Records
◇ ◇ ◇ ◇
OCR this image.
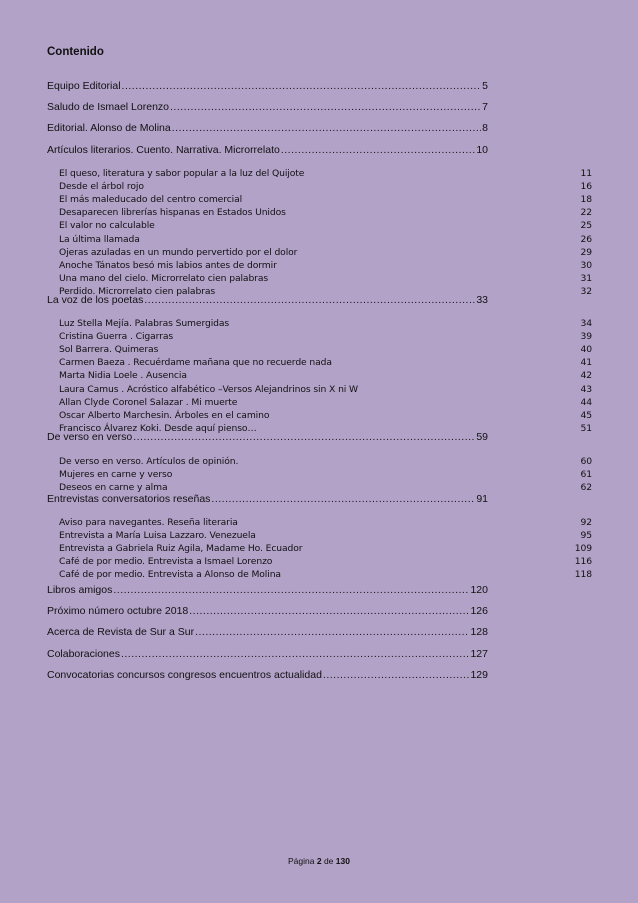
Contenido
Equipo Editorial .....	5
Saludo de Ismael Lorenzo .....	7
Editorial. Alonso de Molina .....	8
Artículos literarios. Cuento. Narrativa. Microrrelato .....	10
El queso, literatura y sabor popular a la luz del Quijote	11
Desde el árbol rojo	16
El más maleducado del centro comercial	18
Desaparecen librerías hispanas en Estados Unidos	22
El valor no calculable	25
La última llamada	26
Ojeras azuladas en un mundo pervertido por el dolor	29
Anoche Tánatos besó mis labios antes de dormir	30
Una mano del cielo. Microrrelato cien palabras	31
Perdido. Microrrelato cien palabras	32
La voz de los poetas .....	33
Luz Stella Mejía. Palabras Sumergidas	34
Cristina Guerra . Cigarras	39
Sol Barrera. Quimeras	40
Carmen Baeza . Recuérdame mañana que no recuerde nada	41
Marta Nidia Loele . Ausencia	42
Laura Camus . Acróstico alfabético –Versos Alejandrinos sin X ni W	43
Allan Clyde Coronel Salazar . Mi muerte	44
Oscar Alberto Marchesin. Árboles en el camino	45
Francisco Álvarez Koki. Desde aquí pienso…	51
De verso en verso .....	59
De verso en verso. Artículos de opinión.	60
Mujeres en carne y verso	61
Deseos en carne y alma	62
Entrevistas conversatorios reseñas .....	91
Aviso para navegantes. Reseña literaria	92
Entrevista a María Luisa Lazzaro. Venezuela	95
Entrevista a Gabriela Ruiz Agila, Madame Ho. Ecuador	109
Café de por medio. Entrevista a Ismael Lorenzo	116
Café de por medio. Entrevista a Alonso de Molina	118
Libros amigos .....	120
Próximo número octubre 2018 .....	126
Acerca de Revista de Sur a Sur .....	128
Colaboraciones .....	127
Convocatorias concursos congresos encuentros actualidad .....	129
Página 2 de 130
◇ ◇ ◇ ◇
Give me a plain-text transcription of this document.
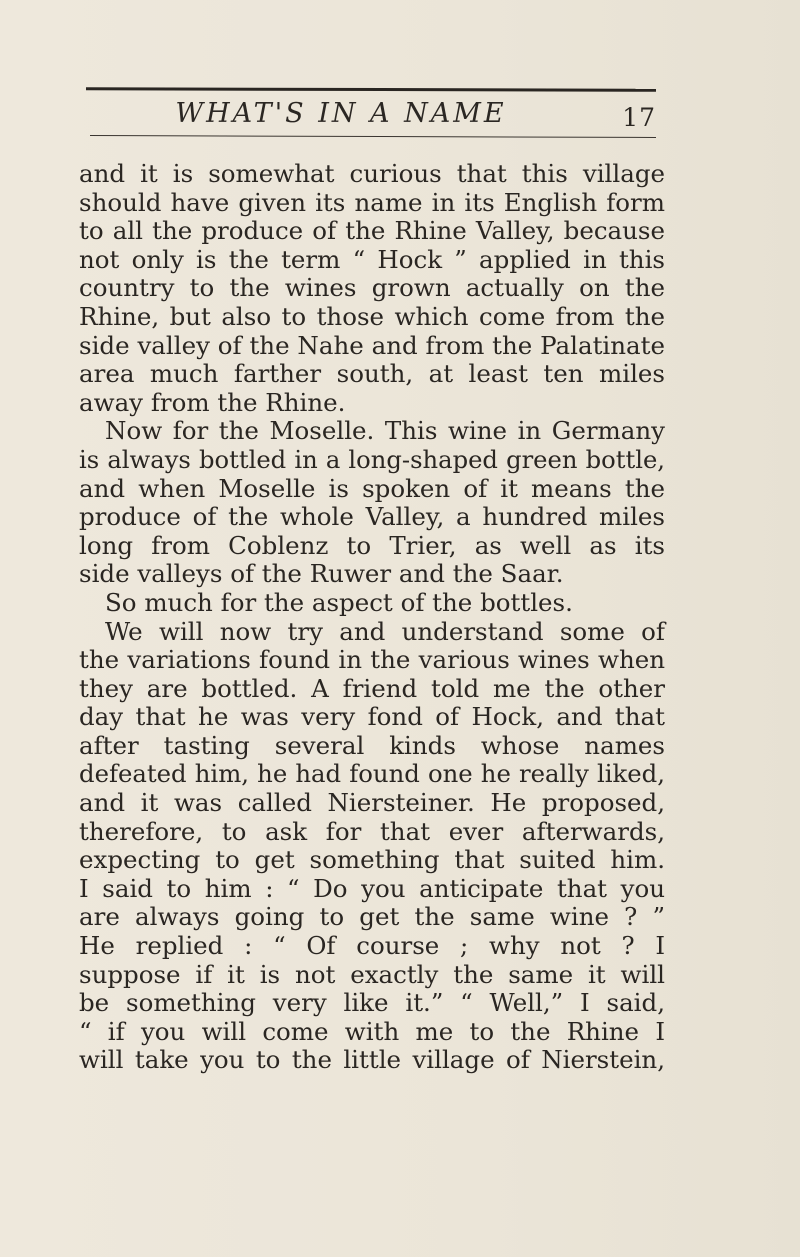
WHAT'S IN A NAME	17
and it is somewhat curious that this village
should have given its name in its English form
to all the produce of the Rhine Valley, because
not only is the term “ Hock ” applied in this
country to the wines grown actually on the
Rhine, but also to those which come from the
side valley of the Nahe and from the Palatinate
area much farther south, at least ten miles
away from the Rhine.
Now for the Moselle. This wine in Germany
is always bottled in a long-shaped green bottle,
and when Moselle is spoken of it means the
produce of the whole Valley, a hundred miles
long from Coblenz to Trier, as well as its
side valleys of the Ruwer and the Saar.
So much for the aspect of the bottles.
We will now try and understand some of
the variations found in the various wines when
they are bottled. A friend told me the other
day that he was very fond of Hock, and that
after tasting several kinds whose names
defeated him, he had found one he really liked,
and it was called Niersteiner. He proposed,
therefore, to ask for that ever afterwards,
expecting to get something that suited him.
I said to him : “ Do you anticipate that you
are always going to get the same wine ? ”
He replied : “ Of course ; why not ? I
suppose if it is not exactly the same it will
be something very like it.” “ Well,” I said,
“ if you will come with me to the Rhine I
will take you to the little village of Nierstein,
◇ ◇ ◇ ◇
→ **WRITTEN PROBLEM**
In the entries above, identify each line that includes the string "found", then copy it.

→ **THE ANSWER**
the variations found in the various wines when
defeated him, he had found one he really liked,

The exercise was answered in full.